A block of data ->
%%
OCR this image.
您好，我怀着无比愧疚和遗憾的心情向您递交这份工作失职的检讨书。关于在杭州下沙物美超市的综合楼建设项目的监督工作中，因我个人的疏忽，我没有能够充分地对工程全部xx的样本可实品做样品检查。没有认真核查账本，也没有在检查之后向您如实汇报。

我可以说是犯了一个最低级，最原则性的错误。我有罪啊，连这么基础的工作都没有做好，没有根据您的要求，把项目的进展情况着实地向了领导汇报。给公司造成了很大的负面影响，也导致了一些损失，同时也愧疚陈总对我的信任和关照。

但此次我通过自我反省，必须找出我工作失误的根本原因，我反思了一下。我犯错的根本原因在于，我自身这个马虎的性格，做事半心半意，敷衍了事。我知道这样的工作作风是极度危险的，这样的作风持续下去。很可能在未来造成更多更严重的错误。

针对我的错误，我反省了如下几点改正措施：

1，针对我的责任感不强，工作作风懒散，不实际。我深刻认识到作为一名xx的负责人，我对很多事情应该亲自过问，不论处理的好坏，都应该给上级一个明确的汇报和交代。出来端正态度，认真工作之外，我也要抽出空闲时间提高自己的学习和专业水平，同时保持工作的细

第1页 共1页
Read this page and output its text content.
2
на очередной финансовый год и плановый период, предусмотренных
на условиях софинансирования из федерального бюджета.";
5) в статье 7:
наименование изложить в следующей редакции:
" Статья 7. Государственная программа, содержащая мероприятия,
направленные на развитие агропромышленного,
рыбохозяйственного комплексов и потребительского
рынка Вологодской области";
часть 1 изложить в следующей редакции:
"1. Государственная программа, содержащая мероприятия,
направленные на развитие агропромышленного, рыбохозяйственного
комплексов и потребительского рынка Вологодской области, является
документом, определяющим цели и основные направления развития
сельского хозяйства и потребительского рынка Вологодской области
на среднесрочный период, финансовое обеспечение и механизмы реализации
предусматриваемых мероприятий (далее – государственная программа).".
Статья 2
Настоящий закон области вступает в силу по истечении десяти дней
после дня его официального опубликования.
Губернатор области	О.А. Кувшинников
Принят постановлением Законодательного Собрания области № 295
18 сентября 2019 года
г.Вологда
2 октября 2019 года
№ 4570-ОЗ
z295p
%%
Instruction -> All of the data needs to be printed once more, exactly.

Answer ->
OCR this image.
您好，我怀着无比愧疚和遗憾的心情向您递交这份工作失职的检讨书。关于在杭州下沙物美超市的综合楼建设项目的监督工作中，因我个人的疏忽，我没有能够充分地对工程全部xx的样本可实品做样品检查。没有认真核查账本，也没有在检查之后向您如实汇报。

我可以说是犯了一个最低级，最原则性的错误。我有罪啊，连这么基础的工作都没有做好，没有根据您的要求，把项目的进展情况着实地向了领导汇报。给公司造成了很大的负面影响，也导致了一些损失，同时也愧疚陈总对我的信任和关照。

但此次我通过自我反省，必须找出我工作失误的根本原因，我反思了一下。我犯错的根本原因在于，我自身这个马虎的性格，做事半心半意，敷衍了事。我知道这样的工作作风是极度危险的，这样的作风持续下去。很可能在未来造成更多更严重的错误。

针对我的错误，我反省了如下几点改正措施：

1，针对我的责任感不强，工作作风懒散，不实际。我深刻认识到作为一名xx的负责人，我对很多事情应该亲自过问，不论处理的好坏，都应该给上级一个明确的汇报和交代。出来端正态度，认真工作之外，我也要抽出空闲时间提高自己的学习和专业水平，同时保持工作的细

第1页 共1页
Read this page and output its text content.
2
на очередной финансовый год и плановый период, предусмотренных
на условиях софинансирования из федерального бюджета.";
5) в статье 7:
наименование изложить в следующей редакции:
" Статья 7. Государственная программа, содержащая мероприятия,
направленные на развитие агропромышленного,
рыбохозяйственного комплексов и потребительского
рынка Вологодской области";
часть 1 изложить в следующей редакции:
"1. Государственная программа, содержащая мероприятия,
направленные на развитие агропромышленного, рыбохозяйственного
комплексов и потребительского рынка Вологодской области, является
документом, определяющим цели и основные направления развития
сельского хозяйства и потребительского рынка Вологодской области
на среднесрочный период, финансовое обеспечение и механизмы реализации
предусматриваемых мероприятий (далее – государственная программа).".
Статья 2
Настоящий закон области вступает в силу по истечении десяти дней
после дня его официального опубликования.
Губернатор области	О.А. Кувшинников
Принят постановлением Законодательного Собрания области № 295
18 сентября 2019 года
г.Вологда
2 октября 2019 года
№ 4570-ОЗ
z295p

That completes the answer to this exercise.